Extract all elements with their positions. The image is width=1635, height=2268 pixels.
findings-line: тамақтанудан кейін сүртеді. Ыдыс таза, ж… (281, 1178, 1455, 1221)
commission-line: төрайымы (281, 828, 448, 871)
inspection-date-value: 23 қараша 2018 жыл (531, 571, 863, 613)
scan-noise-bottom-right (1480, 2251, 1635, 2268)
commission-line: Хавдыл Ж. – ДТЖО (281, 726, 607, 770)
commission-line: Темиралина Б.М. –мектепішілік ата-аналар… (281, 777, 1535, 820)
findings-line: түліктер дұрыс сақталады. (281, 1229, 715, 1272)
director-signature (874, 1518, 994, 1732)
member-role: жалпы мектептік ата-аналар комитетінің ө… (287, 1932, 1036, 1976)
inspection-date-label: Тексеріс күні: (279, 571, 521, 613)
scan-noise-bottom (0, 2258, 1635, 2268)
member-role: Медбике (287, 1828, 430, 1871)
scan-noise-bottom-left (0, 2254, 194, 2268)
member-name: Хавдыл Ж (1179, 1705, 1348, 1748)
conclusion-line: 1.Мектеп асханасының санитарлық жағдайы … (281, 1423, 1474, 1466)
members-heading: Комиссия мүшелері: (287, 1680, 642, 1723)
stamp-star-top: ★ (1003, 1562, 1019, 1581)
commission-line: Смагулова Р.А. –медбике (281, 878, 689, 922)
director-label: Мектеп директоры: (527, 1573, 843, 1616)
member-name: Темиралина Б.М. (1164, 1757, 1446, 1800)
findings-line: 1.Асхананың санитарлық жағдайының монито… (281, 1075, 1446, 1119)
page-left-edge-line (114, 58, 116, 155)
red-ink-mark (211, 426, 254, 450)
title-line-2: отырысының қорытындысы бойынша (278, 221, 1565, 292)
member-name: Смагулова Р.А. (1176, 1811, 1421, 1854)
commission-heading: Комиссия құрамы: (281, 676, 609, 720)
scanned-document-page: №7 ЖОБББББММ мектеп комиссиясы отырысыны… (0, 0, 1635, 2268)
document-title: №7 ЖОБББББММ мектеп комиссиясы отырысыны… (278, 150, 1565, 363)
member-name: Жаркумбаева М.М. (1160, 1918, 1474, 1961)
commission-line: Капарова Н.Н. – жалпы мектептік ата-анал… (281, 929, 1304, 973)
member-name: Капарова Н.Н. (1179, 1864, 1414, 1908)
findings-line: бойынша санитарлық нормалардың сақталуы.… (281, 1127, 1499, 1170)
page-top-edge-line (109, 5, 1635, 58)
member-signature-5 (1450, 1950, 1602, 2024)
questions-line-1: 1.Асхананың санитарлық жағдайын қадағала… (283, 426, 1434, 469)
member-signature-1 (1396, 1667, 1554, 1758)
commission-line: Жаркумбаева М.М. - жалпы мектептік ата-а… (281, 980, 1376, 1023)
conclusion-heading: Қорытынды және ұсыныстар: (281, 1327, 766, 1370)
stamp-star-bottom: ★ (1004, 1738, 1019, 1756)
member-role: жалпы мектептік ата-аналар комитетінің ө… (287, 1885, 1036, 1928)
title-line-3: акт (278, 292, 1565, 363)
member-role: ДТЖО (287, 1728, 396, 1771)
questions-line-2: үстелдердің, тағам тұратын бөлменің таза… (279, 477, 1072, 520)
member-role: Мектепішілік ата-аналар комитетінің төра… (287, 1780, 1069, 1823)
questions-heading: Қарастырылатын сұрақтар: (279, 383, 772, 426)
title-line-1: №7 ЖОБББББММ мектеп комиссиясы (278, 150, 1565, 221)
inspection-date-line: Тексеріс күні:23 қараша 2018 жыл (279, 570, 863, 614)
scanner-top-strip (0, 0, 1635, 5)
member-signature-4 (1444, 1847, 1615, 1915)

= = =

#### [EXERCISE BRIEF]
Lay out every line of the data above as a numbered list, omitting any blank lines.

#### [SOLUTION TO THIS EXERCISE]
1. Extract all elements with their positions. The image is width=1635, height=2268 pixels.
2. findings-line: тамақтанудан кейін сүртеді. Ыдыс таза, ж… (281, 1178, 1455, 1221)
3. commission-line: төрайымы (281, 828, 448, 871)
4. inspection-date-value: 23 қараша 2018 жыл (531, 571, 863, 613)
5. scan-noise-bottom-right (1480, 2251, 1635, 2268)
6. commission-line: Хавдыл Ж. – ДТЖО (281, 726, 607, 770)
7. commission-line: Темиралина Б.М. –мектепішілік ата-аналар… (281, 777, 1535, 820)
8. findings-line: түліктер дұрыс сақталады. (281, 1229, 715, 1272)
9. director-signature (874, 1518, 994, 1732)
10. member-role: жалпы мектептік ата-аналар комитетінің ө… (287, 1932, 1036, 1976)
11. inspection-date-label: Тексеріс күні: (279, 571, 521, 613)
12. scan-noise-bottom (0, 2258, 1635, 2268)
13. member-role: Медбике (287, 1828, 430, 1871)
14. scan-noise-bottom-left (0, 2254, 194, 2268)
15. member-name: Хавдыл Ж (1179, 1705, 1348, 1748)
16. conclusion-line: 1.Мектеп асханасының санитарлық жағдайы … (281, 1423, 1474, 1466)
17. members-heading: Комиссия мүшелері: (287, 1680, 642, 1723)
18. stamp-star-top: ★ (1003, 1562, 1019, 1581)
19. commission-line: Смагулова Р.А. –медбике (281, 878, 689, 922)
20. director-label: Мектеп директоры: (527, 1573, 843, 1616)
21. member-name: Темиралина Б.М. (1164, 1757, 1446, 1800)
22. findings-line: 1.Асхананың санитарлық жағдайының монито… (281, 1075, 1446, 1119)
23. page-left-edge-line (114, 58, 116, 155)
24. red-ink-mark (211, 426, 254, 450)
25. title-line-2: отырысының қорытындысы бойынша (278, 221, 1565, 292)
26. member-name: Смагулова Р.А. (1176, 1811, 1421, 1854)
27. commission-heading: Комиссия құрамы: (281, 676, 609, 720)
28. scanned-document-page: №7 ЖОБББББММ мектеп комиссиясы отырысыны… (0, 0, 1635, 2268)
29. document-title: №7 ЖОБББББММ мектеп комиссиясы отырысыны… (278, 150, 1565, 363)
30. member-name: Жаркумбаева М.М. (1160, 1918, 1474, 1961)
31. commission-line: Капарова Н.Н. – жалпы мектептік ата-анал… (281, 929, 1304, 973)
32. member-name: Капарова Н.Н. (1179, 1864, 1414, 1908)
33. findings-line: бойынша санитарлық нормалардың сақталуы.… (281, 1127, 1499, 1170)
34. page-top-edge-line (109, 5, 1635, 58)
35. member-signature-5 (1450, 1950, 1602, 2024)
36. questions-line-1: 1.Асхананың санитарлық жағдайын қадағала… (283, 426, 1434, 469)
37. member-signature-1 (1396, 1667, 1554, 1758)
38. commission-line: Жаркумбаева М.М. - жалпы мектептік ата-а… (281, 980, 1376, 1023)
39. conclusion-heading: Қорытынды және ұсыныстар: (281, 1327, 766, 1370)
40. stamp-star-bottom: ★ (1004, 1738, 1019, 1756)
41. member-role: жалпы мектептік ата-аналар комитетінің ө… (287, 1885, 1036, 1928)
42. title-line-3: акт (278, 292, 1565, 363)
43. member-role: ДТЖО (287, 1728, 396, 1771)
44. questions-line-2: үстелдердің, тағам тұратын бөлменің таза… (279, 477, 1072, 520)
45. member-role: Мектепішілік ата-аналар комитетінің төра… (287, 1780, 1069, 1823)
46. questions-heading: Қарастырылатын сұрақтар: (279, 383, 772, 426)
47. title-line-1: №7 ЖОБББББММ мектеп комиссиясы (278, 150, 1565, 221)
48. inspection-date-line: Тексеріс күні:23 қараша 2018 жыл (279, 570, 863, 614)
49. scanner-top-strip (0, 0, 1635, 5)
50. member-signature-4 (1444, 1847, 1615, 1915)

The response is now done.